## Aim
Rewrite all lines of the material, changing "halpha-profile" to "h-alpha-profile" wherever it occurs and keeping everything else the same. Leave the pictures out.

## Items listed in a dataset
>> BEGIN
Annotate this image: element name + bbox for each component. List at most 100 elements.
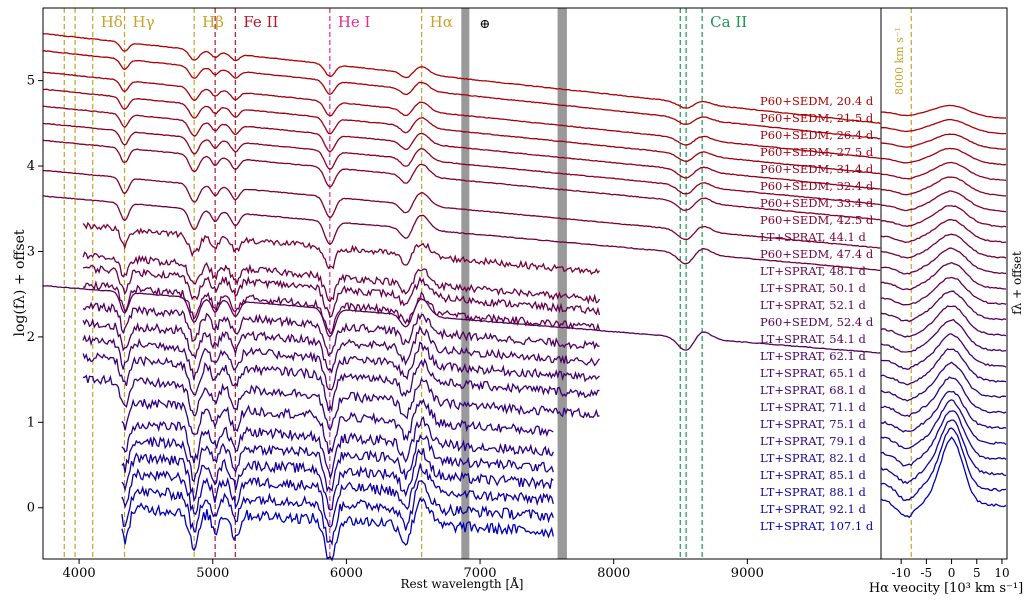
spectrum-labels: P60+SEDM, 20.4 d P60+SEDM, 21.5 d P60+SEDM…	[760, 94, 874, 533]
spectrum-line	[121, 496, 554, 562]
x-tick-label: 8000	[597, 566, 630, 581]
halpha-x-tick-label: 10	[994, 566, 1009, 580]
halpha-profile	[880, 118, 1007, 135]
halpha-profile	[880, 104, 1006, 119]
spectrum-label: LT+SPRAT, 68.1 d	[760, 383, 867, 397]
spectrum-label: P60+SEDM, 31.4 d	[760, 162, 874, 176]
halpha-profile	[880, 190, 1007, 213]
y-tick-label: 4	[27, 159, 35, 174]
halpha-profile	[880, 218, 1007, 244]
spectrum-label: LT+SPRAT, 82.1 d	[760, 451, 867, 465]
halpha-profile	[880, 261, 1007, 291]
halpha-x-tick-label: -5	[921, 566, 933, 580]
x-tick-label: 6000	[330, 566, 363, 581]
spectrum-line	[42, 139, 881, 221]
line-label: Ca II	[710, 13, 747, 31]
halpha-profile	[880, 161, 1007, 182]
spectrum-line	[121, 480, 554, 547]
halpha-panel: 8000 km s⁻¹ -10 -5 0 5 10 Hα veocity [10³ km…	[869, 7, 1024, 596]
spectrum-line	[83, 264, 601, 319]
velocity-marker: 8000 km s⁻¹	[893, 8, 912, 559]
halpha-profile	[880, 318, 1007, 353]
spectrum-line	[42, 71, 881, 160]
main-x-axis-label: Rest wavelength [Å]	[401, 576, 524, 591]
spectrum-label: P60+SEDM, 33.4 d	[760, 196, 874, 210]
spectrum-line	[43, 169, 881, 249]
spectrum-label: P60+SEDM, 26.4 d	[760, 128, 874, 142]
spectrum-line	[121, 416, 554, 481]
spectrum-line	[121, 448, 554, 511]
spectrum-line	[82, 301, 600, 357]
spectrum-line	[121, 398, 554, 455]
halpha-x-tick-label: 5	[973, 566, 981, 580]
spectra-series	[42, 32, 881, 562]
spectrum-line	[42, 105, 881, 190]
x-tick-label: 7000	[463, 566, 496, 581]
spectrum-line	[42, 122, 881, 206]
halpha-y-axis-label: fλ + offset	[1010, 251, 1024, 315]
line-label: Hδ	[101, 13, 123, 31]
spectrum-label: LT+SPRAT, 50.1 d	[760, 281, 867, 295]
y-tick-label: 1	[27, 415, 35, 430]
line-label: Hα	[430, 13, 453, 31]
line-label: Fe II	[243, 13, 278, 31]
main-x-ticks: 4000 5000 6000 7000 8000 9000	[63, 559, 764, 581]
main-y-ticks: 0 1 2 3 4 5	[27, 74, 43, 516]
y-tick-label: 3	[27, 244, 35, 259]
halpha-profile	[880, 147, 1007, 166]
line-label: He I	[338, 13, 371, 31]
halpha-profile	[880, 176, 1006, 197]
x-tick-label: 4000	[63, 566, 96, 581]
spectrum-line	[83, 374, 600, 432]
spectrum-label: P60+SEDM, 42.5 d	[760, 213, 874, 227]
halpha-x-axis-label: Hα veocity [10³ km s⁻¹]	[869, 581, 1023, 596]
spectrum-line	[82, 352, 600, 413]
main-panel: ⊕ Hδ Hγ Hβ Fe II He I Hα Ca II P60+SEDM, 20.4 …	[12, 7, 882, 591]
spectrum-label: LT+SPRAT, 88.1 d	[760, 485, 867, 499]
spectrum-line	[82, 317, 600, 374]
spectrum-label: LT+SPRAT, 92.1 d	[760, 502, 867, 516]
line-label: Hβ	[202, 13, 224, 31]
spectrum-line	[42, 32, 881, 125]
spectrum-label: P60+SEDM, 47.4 d	[760, 247, 874, 261]
halpha-profile	[880, 276, 1007, 306]
line-label: Hγ	[133, 13, 155, 31]
line-markers: Hδ Hγ Hβ Fe II He I Hα Ca II	[63, 8, 747, 559]
spectrum-line	[42, 88, 881, 175]
halpha-profile	[880, 305, 1007, 338]
halpha-profile	[880, 348, 1007, 386]
halpha-profile	[880, 247, 1007, 275]
spectrum-label: P60+SEDM, 20.4 d	[760, 94, 874, 108]
halpha-profile	[880, 410, 1007, 467]
halpha-profile	[880, 333, 1007, 370]
spectrum-line	[82, 279, 601, 335]
spectrum-label: LT+SPRAT, 44.1 d	[760, 230, 867, 244]
telluric-label: ⊕	[479, 17, 490, 32]
halpha-profile	[880, 427, 1007, 502]
spectrum-label: LT+SPRAT, 85.1 d	[760, 468, 867, 482]
spectrum-label: LT+SPRAT, 62.1 d	[760, 349, 867, 363]
telluric-band	[557, 8, 567, 559]
spectrum-label: LT+SPRAT, 71.1 d	[760, 400, 867, 414]
spectrum-label: LT+SPRAT, 107.1 d	[760, 519, 874, 533]
spectrum-label: P60+SEDM, 27.5 d	[760, 145, 874, 159]
halpha-profile	[880, 419, 1007, 485]
spectrum-label: LT+SPRAT, 79.1 d	[760, 434, 867, 448]
telluric-bands: ⊕	[461, 8, 567, 559]
spectrum-label: LT+SPRAT, 75.1 d	[760, 417, 867, 431]
x-tick-label: 9000	[731, 566, 764, 581]
y-tick-label: 0	[27, 501, 35, 516]
spectrum-line	[121, 462, 554, 528]
spectrum-line	[42, 285, 881, 354]
velocity-marker-label: 8000 km s⁻¹	[893, 27, 906, 95]
spectrum-label: P60+SEDM, 52.4 d	[760, 315, 874, 329]
spectrum-label: P60+SEDM, 32.4 d	[760, 179, 874, 193]
spectrum-line	[42, 50, 881, 140]
halpha-profile	[880, 390, 1007, 433]
halpha-profile	[880, 436, 1007, 519]
halpha-series	[880, 104, 1007, 519]
y-tick-label: 5	[27, 74, 35, 89]
halpha-x-tick-label: 0	[948, 566, 956, 580]
spectrum-line	[82, 221, 601, 276]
>> END
## Solution to the exercise
Annotate this image: element name + bbox for each component. List at most 100 elements.
spectrum-labels: P60+SEDM, 20.4 d P60+SEDM, 21.5 d P60+SEDM…	[760, 94, 874, 533]
spectrum-line	[121, 496, 554, 562]
x-tick-label: 8000	[597, 566, 630, 581]
halpha-x-tick-label: 10	[994, 566, 1009, 580]
h-alpha-profile	[880, 118, 1007, 135]
h-alpha-profile	[880, 104, 1006, 119]
spectrum-label: LT+SPRAT, 68.1 d	[760, 383, 867, 397]
spectrum-label: P60+SEDM, 31.4 d	[760, 162, 874, 176]
h-alpha-profile	[880, 190, 1007, 213]
y-tick-label: 4	[27, 159, 35, 174]
h-alpha-profile	[880, 218, 1007, 244]
spectrum-label: LT+SPRAT, 82.1 d	[760, 451, 867, 465]
h-alpha-profile	[880, 261, 1007, 291]
halpha-x-tick-label: -5	[921, 566, 933, 580]
x-tick-label: 6000	[330, 566, 363, 581]
spectrum-line	[42, 139, 881, 221]
line-label: Ca II	[710, 13, 747, 31]
h-alpha-profile	[880, 161, 1007, 182]
spectrum-line	[121, 480, 554, 547]
halpha-panel: 8000 km s⁻¹ -10 -5 0 5 10 Hα veocity [10³ km…	[869, 7, 1024, 596]
spectrum-line	[83, 264, 601, 319]
velocity-marker: 8000 km s⁻¹	[893, 8, 912, 559]
h-alpha-profile	[880, 318, 1007, 353]
spectrum-line	[42, 71, 881, 160]
main-x-axis-label: Rest wavelength [Å]	[401, 576, 524, 591]
spectrum-label: P60+SEDM, 33.4 d	[760, 196, 874, 210]
spectrum-line	[43, 169, 881, 249]
spectrum-label: P60+SEDM, 26.4 d	[760, 128, 874, 142]
spectrum-line	[121, 416, 554, 481]
spectrum-line	[121, 448, 554, 511]
spectrum-line	[82, 301, 600, 357]
spectrum-line	[121, 398, 554, 455]
halpha-x-tick-label: 5	[973, 566, 981, 580]
spectra-series	[42, 32, 881, 562]
spectrum-line	[42, 105, 881, 190]
x-tick-label: 7000	[463, 566, 496, 581]
spectrum-line	[42, 122, 881, 206]
halpha-y-axis-label: fλ + offset	[1010, 251, 1024, 315]
line-label: Hδ	[101, 13, 123, 31]
spectrum-label: LT+SPRAT, 50.1 d	[760, 281, 867, 295]
y-tick-label: 1	[27, 415, 35, 430]
line-label: Hα	[430, 13, 453, 31]
line-label: Fe II	[243, 13, 278, 31]
main-x-ticks: 4000 5000 6000 7000 8000 9000	[63, 559, 764, 581]
main-y-ticks: 0 1 2 3 4 5	[27, 74, 43, 516]
y-tick-label: 3	[27, 244, 35, 259]
h-alpha-profile	[880, 147, 1007, 166]
line-label: He I	[338, 13, 371, 31]
h-alpha-profile	[880, 176, 1006, 197]
x-tick-label: 4000	[63, 566, 96, 581]
spectrum-line	[83, 374, 600, 432]
spectrum-label: P60+SEDM, 42.5 d	[760, 213, 874, 227]
halpha-x-axis-label: Hα veocity [10³ km s⁻¹]	[869, 581, 1023, 596]
spectrum-line	[82, 352, 600, 413]
main-panel: ⊕ Hδ Hγ Hβ Fe II He I Hα Ca II P60+SEDM, 20.4 …	[12, 7, 882, 591]
spectrum-label: LT+SPRAT, 88.1 d	[760, 485, 867, 499]
spectrum-line	[82, 317, 600, 374]
spectrum-label: LT+SPRAT, 92.1 d	[760, 502, 867, 516]
line-label: Hβ	[202, 13, 224, 31]
spectrum-line	[42, 32, 881, 125]
spectrum-label: P60+SEDM, 47.4 d	[760, 247, 874, 261]
h-alpha-profile	[880, 276, 1007, 306]
line-label: Hγ	[133, 13, 155, 31]
line-markers: Hδ Hγ Hβ Fe II He I Hα Ca II	[63, 8, 747, 559]
spectrum-line	[42, 88, 881, 175]
h-alpha-profile	[880, 305, 1007, 338]
h-alpha-profile	[880, 348, 1007, 386]
h-alpha-profile	[880, 247, 1007, 275]
spectrum-label: P60+SEDM, 20.4 d	[760, 94, 874, 108]
h-alpha-profile	[880, 410, 1007, 467]
h-alpha-profile	[880, 333, 1007, 370]
spectrum-line	[82, 279, 601, 335]
spectrum-label: LT+SPRAT, 44.1 d	[760, 230, 867, 244]
telluric-label: ⊕	[479, 17, 490, 32]
h-alpha-profile	[880, 427, 1007, 502]
spectrum-label: LT+SPRAT, 85.1 d	[760, 468, 867, 482]
spectrum-label: LT+SPRAT, 62.1 d	[760, 349, 867, 363]
telluric-band	[557, 8, 567, 559]
spectrum-label: LT+SPRAT, 71.1 d	[760, 400, 867, 414]
spectrum-label: LT+SPRAT, 107.1 d	[760, 519, 874, 533]
spectrum-label: P60+SEDM, 27.5 d	[760, 145, 874, 159]
h-alpha-profile	[880, 419, 1007, 485]
spectrum-label: LT+SPRAT, 79.1 d	[760, 434, 867, 448]
telluric-bands: ⊕	[461, 8, 567, 559]
spectrum-label: LT+SPRAT, 75.1 d	[760, 417, 867, 431]
x-tick-label: 9000	[731, 566, 764, 581]
y-tick-label: 0	[27, 501, 35, 516]
spectrum-line	[121, 462, 554, 528]
spectrum-line	[42, 285, 881, 354]
velocity-marker-label: 8000 km s⁻¹	[893, 27, 906, 95]
spectrum-label: P60+SEDM, 52.4 d	[760, 315, 874, 329]
spectrum-label: P60+SEDM, 32.4 d	[760, 179, 874, 193]
spectrum-line	[42, 50, 881, 140]
h-alpha-profile	[880, 390, 1007, 433]
h-alpha-profile	[880, 436, 1007, 519]
halpha-series	[880, 104, 1007, 519]
y-tick-label: 5	[27, 74, 35, 89]
halpha-x-tick-label: 0	[948, 566, 956, 580]
spectrum-line	[82, 221, 601, 276]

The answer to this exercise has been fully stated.